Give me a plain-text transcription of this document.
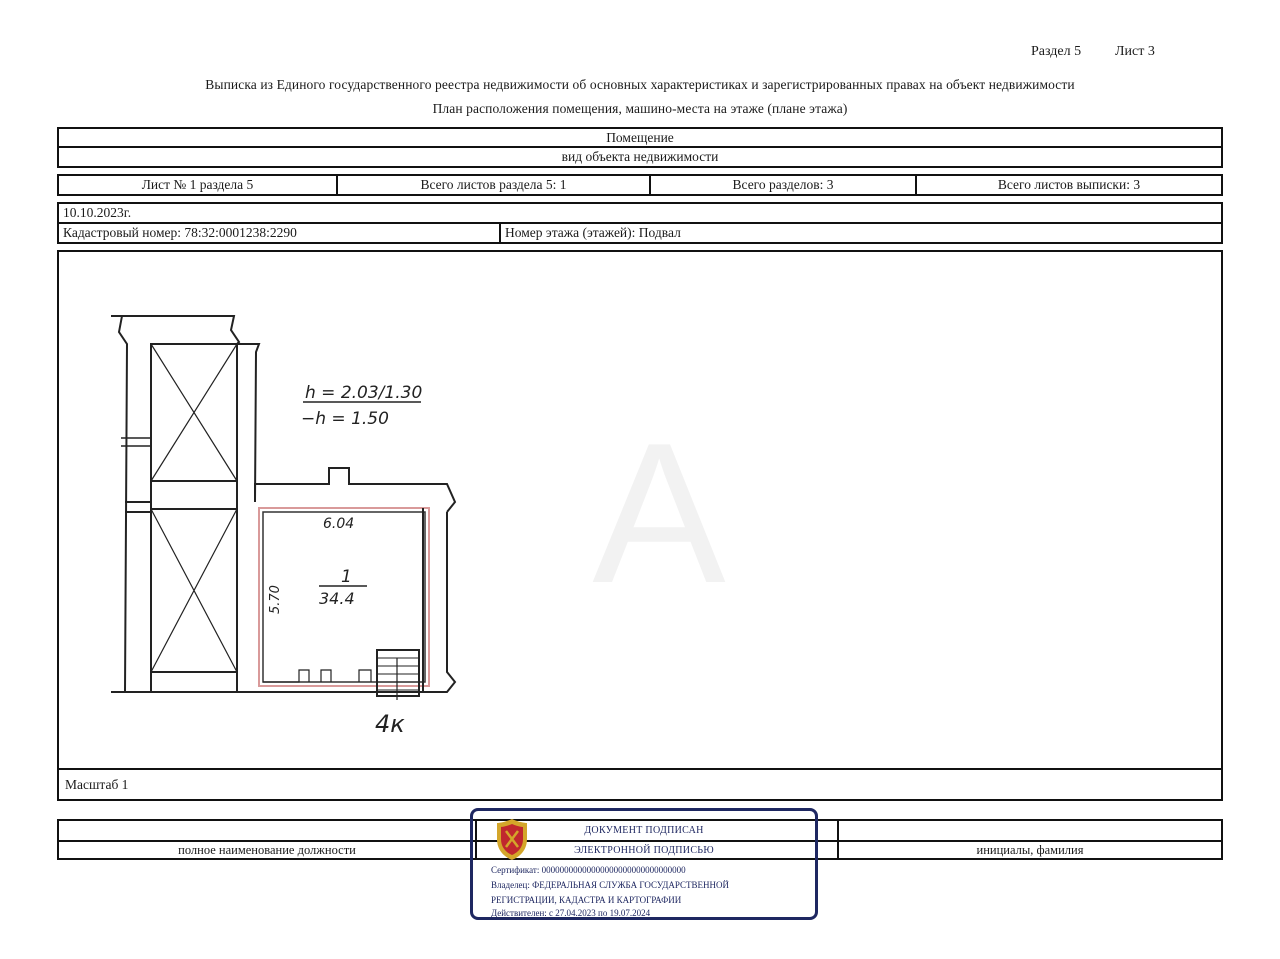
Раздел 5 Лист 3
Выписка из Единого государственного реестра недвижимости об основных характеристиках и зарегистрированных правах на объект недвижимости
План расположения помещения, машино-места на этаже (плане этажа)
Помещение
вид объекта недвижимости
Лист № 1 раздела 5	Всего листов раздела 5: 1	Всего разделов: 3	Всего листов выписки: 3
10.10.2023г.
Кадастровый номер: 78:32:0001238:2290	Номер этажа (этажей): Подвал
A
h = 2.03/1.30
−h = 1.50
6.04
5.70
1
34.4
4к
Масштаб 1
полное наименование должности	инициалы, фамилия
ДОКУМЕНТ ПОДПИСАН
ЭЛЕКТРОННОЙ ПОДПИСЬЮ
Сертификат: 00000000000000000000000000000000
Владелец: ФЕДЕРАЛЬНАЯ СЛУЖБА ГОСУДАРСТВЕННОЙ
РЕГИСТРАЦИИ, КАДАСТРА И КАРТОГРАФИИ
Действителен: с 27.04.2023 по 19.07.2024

...

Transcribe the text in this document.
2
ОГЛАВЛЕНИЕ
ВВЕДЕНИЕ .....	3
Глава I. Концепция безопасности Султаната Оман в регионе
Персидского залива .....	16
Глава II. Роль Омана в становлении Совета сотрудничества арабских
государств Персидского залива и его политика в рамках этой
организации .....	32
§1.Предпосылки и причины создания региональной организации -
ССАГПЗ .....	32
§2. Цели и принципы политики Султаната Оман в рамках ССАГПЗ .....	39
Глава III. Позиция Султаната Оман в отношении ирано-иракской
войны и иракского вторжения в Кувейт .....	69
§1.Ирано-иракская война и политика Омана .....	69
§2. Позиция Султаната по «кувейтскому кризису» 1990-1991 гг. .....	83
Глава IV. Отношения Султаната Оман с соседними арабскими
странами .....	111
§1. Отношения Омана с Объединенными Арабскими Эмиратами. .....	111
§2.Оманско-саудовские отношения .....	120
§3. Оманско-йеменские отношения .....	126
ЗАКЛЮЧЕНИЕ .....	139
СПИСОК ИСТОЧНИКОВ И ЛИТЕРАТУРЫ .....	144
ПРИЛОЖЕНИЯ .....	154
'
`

* * *

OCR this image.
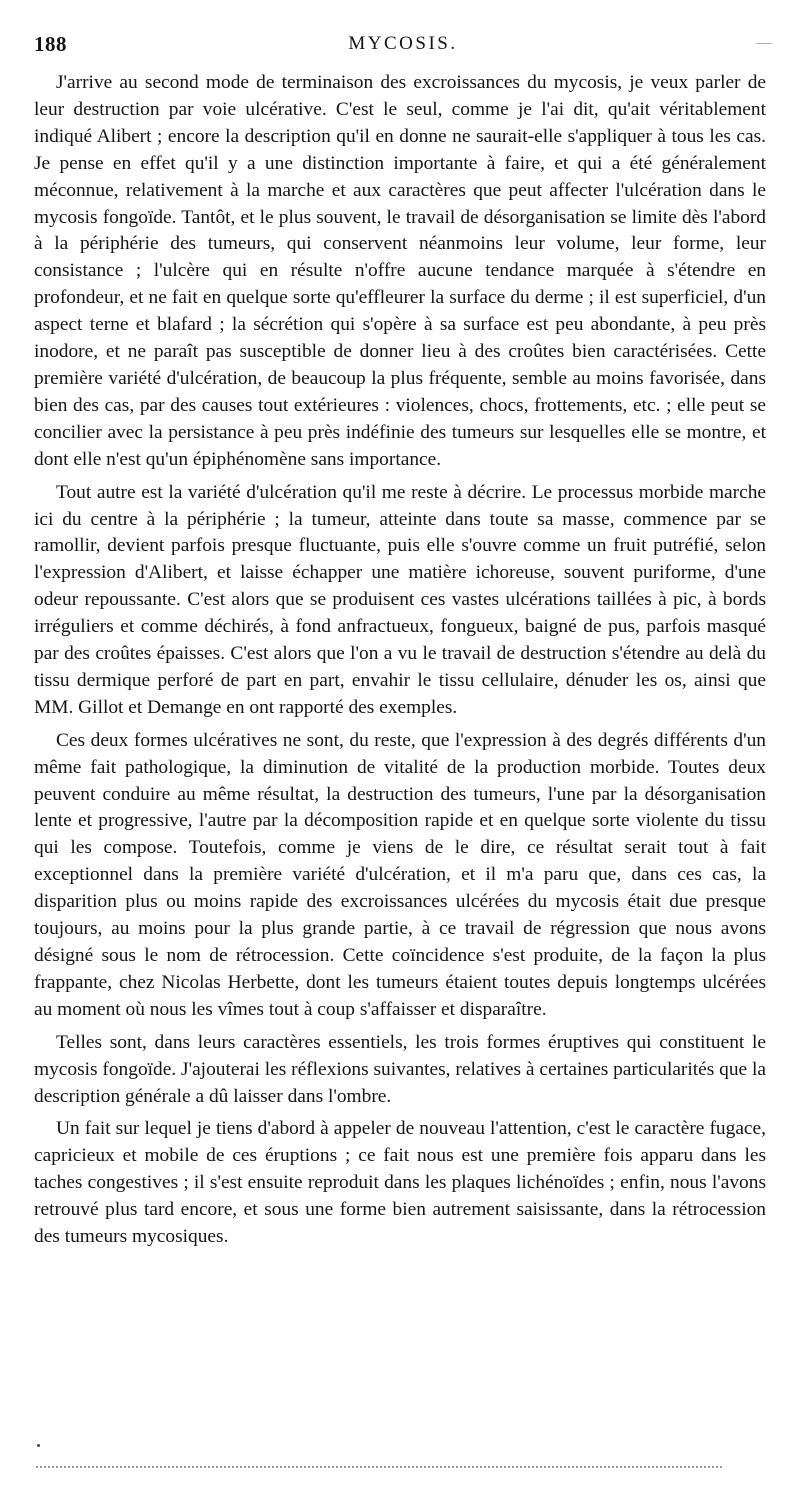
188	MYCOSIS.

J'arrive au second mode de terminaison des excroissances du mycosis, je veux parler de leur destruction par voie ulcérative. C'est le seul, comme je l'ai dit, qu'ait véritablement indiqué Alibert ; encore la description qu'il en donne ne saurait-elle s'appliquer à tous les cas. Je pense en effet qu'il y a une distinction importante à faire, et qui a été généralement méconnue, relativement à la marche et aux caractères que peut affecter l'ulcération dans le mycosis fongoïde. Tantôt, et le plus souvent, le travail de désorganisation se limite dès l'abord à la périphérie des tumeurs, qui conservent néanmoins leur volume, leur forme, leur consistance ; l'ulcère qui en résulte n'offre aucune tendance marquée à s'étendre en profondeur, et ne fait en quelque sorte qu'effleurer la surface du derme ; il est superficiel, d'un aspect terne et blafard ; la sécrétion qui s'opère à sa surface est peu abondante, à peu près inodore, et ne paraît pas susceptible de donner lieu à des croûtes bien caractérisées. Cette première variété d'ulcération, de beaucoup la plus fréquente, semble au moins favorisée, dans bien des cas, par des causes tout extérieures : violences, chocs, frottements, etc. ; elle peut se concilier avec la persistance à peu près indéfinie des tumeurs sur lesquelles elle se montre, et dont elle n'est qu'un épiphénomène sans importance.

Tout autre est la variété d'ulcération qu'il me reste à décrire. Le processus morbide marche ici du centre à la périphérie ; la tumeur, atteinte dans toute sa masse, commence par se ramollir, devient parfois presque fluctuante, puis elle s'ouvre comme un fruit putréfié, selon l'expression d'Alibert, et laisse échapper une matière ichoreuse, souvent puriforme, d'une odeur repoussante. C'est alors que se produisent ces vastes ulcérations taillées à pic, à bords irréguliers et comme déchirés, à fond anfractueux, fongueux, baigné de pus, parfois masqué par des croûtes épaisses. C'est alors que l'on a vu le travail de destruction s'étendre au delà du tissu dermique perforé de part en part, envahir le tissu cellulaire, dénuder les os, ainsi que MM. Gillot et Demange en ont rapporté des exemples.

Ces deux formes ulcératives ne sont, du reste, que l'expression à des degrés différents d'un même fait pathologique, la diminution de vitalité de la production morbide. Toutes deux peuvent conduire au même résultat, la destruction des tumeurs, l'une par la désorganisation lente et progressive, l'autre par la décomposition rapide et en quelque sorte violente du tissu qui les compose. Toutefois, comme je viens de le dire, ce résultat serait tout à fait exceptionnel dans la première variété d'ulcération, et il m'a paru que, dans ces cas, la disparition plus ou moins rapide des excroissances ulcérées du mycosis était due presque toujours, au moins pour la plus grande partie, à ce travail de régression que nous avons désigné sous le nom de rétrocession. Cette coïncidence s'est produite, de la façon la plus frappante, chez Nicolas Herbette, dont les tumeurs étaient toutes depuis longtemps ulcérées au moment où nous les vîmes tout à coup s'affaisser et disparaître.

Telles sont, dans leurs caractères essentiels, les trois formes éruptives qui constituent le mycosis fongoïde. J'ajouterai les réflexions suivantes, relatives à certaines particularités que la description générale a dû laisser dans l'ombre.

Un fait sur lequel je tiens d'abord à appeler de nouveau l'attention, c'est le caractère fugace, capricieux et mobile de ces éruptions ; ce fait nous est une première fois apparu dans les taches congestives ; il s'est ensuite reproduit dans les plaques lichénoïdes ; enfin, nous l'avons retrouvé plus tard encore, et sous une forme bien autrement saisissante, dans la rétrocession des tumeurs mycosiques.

*What the task asks:* Read through the lines above and collect those that contain the string "Персидского".

*Solution to this task:*
Персидского залива .....	16
государств Персидского залива и его политика в рамках этой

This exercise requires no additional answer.